**What is being asked:** Reproduce the material word for word; the images stay out.

[Source data]
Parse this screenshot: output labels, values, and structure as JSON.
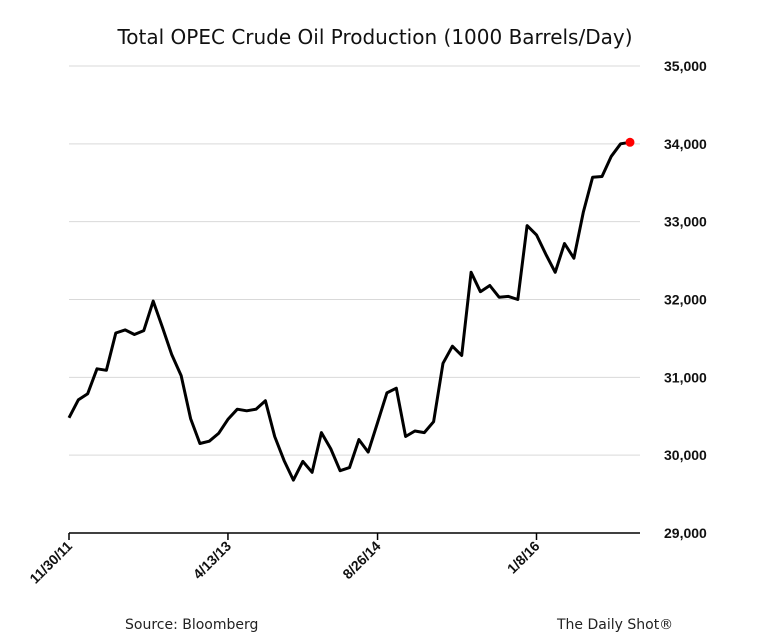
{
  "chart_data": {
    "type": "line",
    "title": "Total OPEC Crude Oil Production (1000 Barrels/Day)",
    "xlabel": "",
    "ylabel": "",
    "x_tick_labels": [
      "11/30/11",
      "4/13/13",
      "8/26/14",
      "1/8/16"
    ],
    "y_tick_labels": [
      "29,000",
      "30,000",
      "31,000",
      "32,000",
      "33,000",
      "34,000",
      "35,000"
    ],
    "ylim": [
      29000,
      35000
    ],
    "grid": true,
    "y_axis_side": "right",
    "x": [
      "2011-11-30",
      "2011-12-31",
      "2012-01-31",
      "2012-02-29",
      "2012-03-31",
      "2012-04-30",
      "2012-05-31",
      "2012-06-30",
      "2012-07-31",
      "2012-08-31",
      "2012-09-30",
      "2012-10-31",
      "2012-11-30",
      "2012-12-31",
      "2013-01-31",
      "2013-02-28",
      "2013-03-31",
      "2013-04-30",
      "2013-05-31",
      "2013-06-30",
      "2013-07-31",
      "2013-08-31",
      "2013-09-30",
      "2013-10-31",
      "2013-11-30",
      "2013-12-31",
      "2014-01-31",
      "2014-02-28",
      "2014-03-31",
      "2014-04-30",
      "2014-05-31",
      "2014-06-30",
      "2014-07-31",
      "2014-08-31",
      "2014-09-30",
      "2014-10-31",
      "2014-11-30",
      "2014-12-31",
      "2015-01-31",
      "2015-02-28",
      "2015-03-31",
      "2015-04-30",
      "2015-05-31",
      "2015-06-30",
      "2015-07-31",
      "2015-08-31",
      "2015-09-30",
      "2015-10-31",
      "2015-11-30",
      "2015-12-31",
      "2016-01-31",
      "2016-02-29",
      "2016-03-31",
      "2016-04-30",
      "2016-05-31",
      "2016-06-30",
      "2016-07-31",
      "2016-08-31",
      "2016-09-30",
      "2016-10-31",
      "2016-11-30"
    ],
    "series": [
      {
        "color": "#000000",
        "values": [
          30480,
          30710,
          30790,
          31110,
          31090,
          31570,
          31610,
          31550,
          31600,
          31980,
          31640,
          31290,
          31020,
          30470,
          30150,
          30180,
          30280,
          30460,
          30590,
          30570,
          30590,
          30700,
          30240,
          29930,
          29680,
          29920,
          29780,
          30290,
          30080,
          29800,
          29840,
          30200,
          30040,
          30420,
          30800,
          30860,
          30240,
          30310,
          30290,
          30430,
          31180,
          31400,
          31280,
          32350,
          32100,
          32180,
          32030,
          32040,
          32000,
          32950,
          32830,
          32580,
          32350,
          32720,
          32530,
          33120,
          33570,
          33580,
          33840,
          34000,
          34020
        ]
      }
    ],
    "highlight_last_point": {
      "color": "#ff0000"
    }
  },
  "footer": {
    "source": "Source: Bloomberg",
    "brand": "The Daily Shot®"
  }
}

**Exercise response:**
Parse this screenshot: output labels, values, and structure as JSON.
{
  "chart_data": {
    "type": "line",
    "title": "Total OPEC Crude Oil Production (1000 Barrels/Day)",
    "xlabel": "",
    "ylabel": "",
    "x_tick_labels": [
      "11/30/11",
      "4/13/13",
      "8/26/14",
      "1/8/16"
    ],
    "y_tick_labels": [
      "29,000",
      "30,000",
      "31,000",
      "32,000",
      "33,000",
      "34,000",
      "35,000"
    ],
    "ylim": [
      29000,
      35000
    ],
    "grid": true,
    "y_axis_side": "right",
    "x": [
      "2011-11-30",
      "2011-12-31",
      "2012-01-31",
      "2012-02-29",
      "2012-03-31",
      "2012-04-30",
      "2012-05-31",
      "2012-06-30",
      "2012-07-31",
      "2012-08-31",
      "2012-09-30",
      "2012-10-31",
      "2012-11-30",
      "2012-12-31",
      "2013-01-31",
      "2013-02-28",
      "2013-03-31",
      "2013-04-30",
      "2013-05-31",
      "2013-06-30",
      "2013-07-31",
      "2013-08-31",
      "2013-09-30",
      "2013-10-31",
      "2013-11-30",
      "2013-12-31",
      "2014-01-31",
      "2014-02-28",
      "2014-03-31",
      "2014-04-30",
      "2014-05-31",
      "2014-06-30",
      "2014-07-31",
      "2014-08-31",
      "2014-09-30",
      "2014-10-31",
      "2014-11-30",
      "2014-12-31",
      "2015-01-31",
      "2015-02-28",
      "2015-03-31",
      "2015-04-30",
      "2015-05-31",
      "2015-06-30",
      "2015-07-31",
      "2015-08-31",
      "2015-09-30",
      "2015-10-31",
      "2015-11-30",
      "2015-12-31",
      "2016-01-31",
      "2016-02-29",
      "2016-03-31",
      "2016-04-30",
      "2016-05-31",
      "2016-06-30",
      "2016-07-31",
      "2016-08-31",
      "2016-09-30",
      "2016-10-31",
      "2016-11-30"
    ],
    "series": [
      {
        "color": "#000000",
        "values": [
          30480,
          30710,
          30790,
          31110,
          31090,
          31570,
          31610,
          31550,
          31600,
          31980,
          31640,
          31290,
          31020,
          30470,
          30150,
          30180,
          30280,
          30460,
          30590,
          30570,
          30590,
          30700,
          30240,
          29930,
          29680,
          29920,
          29780,
          30290,
          30080,
          29800,
          29840,
          30200,
          30040,
          30420,
          30800,
          30860,
          30240,
          30310,
          30290,
          30430,
          31180,
          31400,
          31280,
          32350,
          32100,
          32180,
          32030,
          32040,
          32000,
          32950,
          32830,
          32580,
          32350,
          32720,
          32530,
          33120,
          33570,
          33580,
          33840,
          34000,
          34020
        ]
      }
    ],
    "highlight_last_point": {
      "color": "#ff0000"
    }
  },
  "footer": {
    "source": "Source: Bloomberg",
    "brand": "The Daily Shot®"
  }
}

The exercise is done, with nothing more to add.